How many of the lines contain the string "업데이트"? Give the number, with no other words.

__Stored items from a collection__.
--- BEGIN ---

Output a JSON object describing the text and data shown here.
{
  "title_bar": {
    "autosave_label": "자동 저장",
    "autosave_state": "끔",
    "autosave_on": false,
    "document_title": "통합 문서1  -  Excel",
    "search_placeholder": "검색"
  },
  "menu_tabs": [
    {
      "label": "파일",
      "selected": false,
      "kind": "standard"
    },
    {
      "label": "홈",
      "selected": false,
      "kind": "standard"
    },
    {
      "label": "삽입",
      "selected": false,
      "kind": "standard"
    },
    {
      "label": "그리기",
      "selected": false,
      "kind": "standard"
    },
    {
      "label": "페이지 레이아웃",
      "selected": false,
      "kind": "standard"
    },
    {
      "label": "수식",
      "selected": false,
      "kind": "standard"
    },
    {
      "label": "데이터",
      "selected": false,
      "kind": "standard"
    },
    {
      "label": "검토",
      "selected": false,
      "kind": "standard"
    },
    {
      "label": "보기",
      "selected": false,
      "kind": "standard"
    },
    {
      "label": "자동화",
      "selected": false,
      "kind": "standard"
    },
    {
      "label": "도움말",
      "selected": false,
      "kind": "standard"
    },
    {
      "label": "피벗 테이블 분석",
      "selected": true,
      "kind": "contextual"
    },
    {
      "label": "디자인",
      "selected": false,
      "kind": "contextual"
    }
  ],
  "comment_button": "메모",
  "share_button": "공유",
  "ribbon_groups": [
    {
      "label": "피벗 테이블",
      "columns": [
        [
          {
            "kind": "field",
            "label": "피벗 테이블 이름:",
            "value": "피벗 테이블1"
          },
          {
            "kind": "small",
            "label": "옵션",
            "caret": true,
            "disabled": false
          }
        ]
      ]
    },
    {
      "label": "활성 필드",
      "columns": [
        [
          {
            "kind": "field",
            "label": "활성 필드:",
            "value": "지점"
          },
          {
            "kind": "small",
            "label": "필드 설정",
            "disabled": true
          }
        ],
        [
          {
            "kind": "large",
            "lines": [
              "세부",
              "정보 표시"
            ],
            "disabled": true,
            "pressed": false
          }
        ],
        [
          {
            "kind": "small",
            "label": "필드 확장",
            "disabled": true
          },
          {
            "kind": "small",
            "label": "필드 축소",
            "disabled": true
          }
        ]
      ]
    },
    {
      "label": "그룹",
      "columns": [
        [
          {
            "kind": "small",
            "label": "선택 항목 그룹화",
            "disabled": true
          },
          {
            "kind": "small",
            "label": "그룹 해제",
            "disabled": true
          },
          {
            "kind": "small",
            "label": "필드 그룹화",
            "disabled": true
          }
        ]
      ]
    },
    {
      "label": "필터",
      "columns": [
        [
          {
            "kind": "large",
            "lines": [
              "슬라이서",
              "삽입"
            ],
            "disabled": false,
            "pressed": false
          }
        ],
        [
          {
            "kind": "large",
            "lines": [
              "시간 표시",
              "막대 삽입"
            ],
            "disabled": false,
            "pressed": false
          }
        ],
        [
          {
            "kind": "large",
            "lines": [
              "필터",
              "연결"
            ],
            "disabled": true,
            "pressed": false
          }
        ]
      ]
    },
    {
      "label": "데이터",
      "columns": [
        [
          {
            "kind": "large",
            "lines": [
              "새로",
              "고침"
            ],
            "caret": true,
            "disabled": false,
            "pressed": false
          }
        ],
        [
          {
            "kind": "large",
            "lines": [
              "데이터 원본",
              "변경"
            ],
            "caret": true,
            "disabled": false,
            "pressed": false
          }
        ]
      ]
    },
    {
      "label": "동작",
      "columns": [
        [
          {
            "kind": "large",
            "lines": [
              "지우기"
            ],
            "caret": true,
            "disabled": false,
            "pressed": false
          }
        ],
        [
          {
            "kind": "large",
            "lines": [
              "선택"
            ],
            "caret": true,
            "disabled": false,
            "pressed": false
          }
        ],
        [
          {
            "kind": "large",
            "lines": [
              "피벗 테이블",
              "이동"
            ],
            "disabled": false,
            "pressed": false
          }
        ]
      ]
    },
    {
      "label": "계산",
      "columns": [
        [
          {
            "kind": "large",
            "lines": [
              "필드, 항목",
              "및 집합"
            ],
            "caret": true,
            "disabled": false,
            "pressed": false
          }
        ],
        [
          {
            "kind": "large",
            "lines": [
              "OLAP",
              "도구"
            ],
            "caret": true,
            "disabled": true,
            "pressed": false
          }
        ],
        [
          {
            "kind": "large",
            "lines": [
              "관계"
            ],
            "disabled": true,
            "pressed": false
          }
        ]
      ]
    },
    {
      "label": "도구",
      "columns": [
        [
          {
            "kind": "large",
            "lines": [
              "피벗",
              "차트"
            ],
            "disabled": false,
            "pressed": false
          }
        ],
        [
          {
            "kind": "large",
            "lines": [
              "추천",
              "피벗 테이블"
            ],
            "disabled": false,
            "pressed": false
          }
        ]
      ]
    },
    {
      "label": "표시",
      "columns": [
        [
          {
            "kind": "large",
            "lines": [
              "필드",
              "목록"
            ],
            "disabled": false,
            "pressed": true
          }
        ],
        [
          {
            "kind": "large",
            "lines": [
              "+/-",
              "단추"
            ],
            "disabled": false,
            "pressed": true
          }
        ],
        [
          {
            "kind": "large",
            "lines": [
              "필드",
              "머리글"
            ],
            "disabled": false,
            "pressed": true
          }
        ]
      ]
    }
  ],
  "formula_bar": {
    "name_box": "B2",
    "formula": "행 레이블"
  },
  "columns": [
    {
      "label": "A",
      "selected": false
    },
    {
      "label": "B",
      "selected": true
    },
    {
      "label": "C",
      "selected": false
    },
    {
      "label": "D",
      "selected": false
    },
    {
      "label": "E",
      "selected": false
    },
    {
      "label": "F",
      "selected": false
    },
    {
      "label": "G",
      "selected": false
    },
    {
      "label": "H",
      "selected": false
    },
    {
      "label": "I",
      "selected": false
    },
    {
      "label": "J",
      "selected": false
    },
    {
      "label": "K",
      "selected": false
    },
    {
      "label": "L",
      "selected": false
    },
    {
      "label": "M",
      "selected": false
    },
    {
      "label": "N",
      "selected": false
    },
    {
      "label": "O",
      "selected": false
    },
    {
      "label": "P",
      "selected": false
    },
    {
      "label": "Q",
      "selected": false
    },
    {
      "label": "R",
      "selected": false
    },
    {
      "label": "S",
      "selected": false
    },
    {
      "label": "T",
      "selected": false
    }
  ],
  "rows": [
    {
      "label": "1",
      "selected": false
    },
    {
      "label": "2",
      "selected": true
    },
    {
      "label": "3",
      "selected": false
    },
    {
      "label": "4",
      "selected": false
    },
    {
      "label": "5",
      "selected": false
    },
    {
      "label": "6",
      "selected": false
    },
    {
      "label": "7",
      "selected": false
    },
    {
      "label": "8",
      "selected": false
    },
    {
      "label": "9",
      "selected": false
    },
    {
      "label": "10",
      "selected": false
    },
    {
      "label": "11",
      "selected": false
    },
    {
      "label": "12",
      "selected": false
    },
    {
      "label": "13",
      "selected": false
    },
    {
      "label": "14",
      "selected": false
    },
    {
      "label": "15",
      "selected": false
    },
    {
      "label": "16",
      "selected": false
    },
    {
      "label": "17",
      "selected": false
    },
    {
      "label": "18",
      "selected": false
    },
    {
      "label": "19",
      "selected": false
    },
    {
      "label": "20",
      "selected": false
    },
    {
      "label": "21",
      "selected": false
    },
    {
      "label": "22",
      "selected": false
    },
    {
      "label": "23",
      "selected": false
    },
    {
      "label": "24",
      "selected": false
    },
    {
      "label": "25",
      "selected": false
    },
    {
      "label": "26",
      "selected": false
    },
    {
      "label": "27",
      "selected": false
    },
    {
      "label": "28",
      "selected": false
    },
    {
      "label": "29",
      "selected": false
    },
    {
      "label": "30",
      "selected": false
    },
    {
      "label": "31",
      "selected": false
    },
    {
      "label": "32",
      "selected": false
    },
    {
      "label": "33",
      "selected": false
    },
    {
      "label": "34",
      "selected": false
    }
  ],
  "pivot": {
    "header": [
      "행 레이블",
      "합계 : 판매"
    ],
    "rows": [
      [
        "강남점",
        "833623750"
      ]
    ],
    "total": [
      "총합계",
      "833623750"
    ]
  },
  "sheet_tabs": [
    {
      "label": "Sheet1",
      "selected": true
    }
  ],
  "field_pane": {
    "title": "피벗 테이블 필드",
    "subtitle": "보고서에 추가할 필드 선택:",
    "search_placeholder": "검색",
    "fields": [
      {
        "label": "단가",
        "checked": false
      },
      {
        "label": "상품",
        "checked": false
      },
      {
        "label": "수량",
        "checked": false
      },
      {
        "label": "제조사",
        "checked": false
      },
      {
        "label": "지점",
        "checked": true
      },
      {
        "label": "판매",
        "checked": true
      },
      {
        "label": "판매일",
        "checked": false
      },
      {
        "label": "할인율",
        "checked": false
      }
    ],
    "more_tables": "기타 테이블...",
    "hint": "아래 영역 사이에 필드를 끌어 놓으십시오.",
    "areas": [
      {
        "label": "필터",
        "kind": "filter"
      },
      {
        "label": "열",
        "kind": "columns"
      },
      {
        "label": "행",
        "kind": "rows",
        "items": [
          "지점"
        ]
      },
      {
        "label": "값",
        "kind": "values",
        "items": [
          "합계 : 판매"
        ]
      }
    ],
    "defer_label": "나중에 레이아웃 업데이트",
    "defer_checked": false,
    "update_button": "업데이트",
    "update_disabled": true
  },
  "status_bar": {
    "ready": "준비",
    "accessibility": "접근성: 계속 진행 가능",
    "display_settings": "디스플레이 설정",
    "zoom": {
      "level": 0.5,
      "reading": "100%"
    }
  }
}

--- END ---

__Answer below__. 2